■ TO DO ■
Find the lines containing the word "this" and copy every one of them.

■ INFORMATION PROVIDED ■
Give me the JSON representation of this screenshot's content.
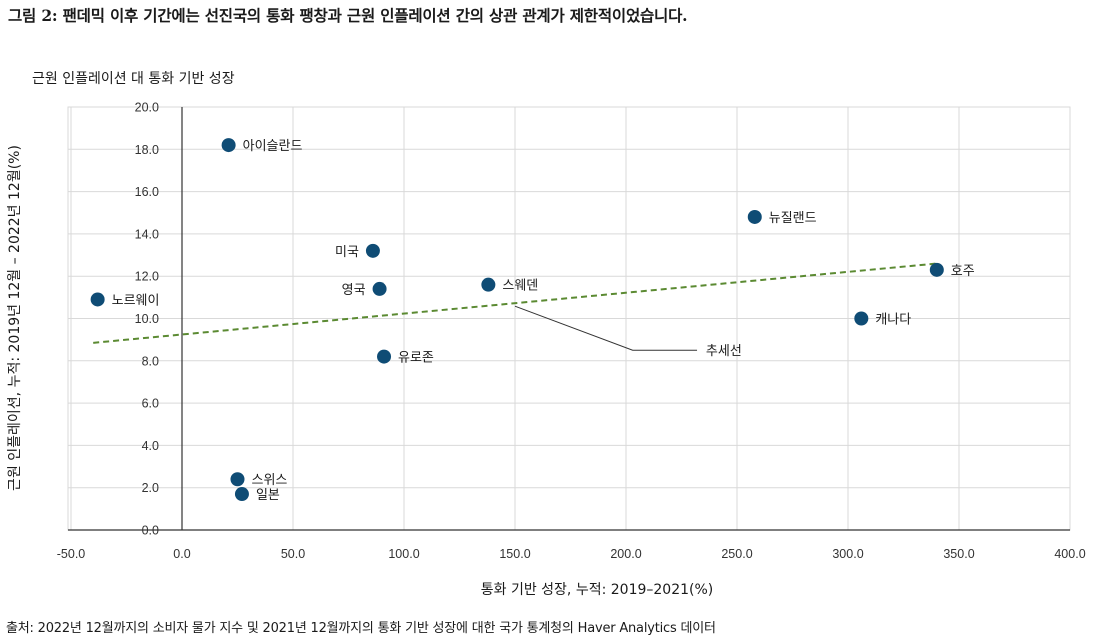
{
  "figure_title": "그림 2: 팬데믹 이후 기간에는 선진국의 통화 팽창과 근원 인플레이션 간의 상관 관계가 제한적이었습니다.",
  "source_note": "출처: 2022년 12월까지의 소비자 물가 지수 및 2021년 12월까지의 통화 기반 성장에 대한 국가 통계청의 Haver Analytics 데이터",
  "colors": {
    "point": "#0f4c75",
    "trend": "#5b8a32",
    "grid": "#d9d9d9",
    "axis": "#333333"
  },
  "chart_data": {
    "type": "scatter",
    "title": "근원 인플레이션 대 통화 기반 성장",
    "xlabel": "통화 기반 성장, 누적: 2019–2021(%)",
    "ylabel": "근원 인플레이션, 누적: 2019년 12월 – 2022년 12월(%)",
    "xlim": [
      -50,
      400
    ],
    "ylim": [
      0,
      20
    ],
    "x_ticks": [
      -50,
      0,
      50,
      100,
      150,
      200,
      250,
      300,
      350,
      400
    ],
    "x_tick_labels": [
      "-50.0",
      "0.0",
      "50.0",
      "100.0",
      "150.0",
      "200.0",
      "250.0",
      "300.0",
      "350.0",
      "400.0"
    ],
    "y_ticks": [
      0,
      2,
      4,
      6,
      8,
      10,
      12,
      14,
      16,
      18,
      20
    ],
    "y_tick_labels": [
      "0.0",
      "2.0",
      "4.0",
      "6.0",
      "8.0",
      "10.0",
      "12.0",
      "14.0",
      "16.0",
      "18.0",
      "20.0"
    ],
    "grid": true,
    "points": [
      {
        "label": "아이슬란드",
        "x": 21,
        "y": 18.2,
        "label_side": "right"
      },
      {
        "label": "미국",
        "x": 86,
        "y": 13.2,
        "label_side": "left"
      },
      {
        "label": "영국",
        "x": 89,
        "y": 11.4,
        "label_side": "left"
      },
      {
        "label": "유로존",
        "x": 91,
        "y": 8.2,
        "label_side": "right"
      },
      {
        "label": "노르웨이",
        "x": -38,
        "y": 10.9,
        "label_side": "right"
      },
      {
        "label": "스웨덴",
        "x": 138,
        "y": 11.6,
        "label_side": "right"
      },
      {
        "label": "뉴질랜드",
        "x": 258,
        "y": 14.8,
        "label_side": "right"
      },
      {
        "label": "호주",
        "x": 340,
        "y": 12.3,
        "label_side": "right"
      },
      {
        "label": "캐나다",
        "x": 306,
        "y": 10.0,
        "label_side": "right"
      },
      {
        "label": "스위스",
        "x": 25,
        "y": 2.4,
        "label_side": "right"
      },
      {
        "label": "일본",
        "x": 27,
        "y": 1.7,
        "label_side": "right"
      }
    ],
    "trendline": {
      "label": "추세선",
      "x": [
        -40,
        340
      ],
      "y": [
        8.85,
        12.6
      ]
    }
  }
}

...

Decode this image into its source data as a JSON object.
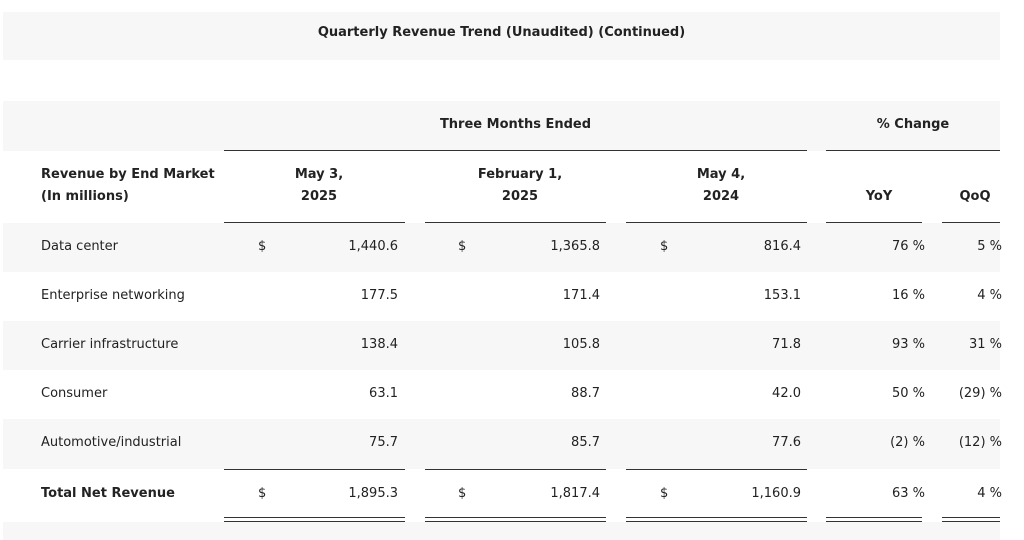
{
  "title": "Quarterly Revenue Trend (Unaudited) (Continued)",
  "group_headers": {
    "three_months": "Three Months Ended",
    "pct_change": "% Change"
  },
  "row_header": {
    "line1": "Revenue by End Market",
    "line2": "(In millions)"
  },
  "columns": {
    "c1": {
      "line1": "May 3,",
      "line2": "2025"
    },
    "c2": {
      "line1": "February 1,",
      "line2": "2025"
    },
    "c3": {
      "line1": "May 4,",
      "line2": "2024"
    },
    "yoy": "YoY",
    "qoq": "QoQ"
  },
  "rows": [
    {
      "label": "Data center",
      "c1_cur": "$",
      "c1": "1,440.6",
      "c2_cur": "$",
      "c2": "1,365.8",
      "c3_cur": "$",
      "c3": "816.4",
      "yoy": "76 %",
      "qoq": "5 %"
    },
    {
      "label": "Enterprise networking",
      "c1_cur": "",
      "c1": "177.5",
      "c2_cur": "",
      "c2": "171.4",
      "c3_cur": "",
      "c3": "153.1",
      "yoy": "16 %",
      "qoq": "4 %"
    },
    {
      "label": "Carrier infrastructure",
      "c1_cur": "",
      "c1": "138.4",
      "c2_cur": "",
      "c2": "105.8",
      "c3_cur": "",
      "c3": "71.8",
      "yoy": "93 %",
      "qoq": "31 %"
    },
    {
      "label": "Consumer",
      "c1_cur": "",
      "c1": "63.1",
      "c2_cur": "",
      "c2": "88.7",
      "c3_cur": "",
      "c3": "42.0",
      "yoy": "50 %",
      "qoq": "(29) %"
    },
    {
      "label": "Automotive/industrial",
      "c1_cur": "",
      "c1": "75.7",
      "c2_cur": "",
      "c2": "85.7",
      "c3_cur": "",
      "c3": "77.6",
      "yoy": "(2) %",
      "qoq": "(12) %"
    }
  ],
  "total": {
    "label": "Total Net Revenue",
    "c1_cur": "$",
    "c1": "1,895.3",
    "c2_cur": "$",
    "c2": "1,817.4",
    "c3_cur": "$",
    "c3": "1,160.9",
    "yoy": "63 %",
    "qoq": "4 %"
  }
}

■ ANSWER FOR THE TASK ■
Give me the JSON representation of this screenshot's content.
Decode this image into its source data as a JSON object.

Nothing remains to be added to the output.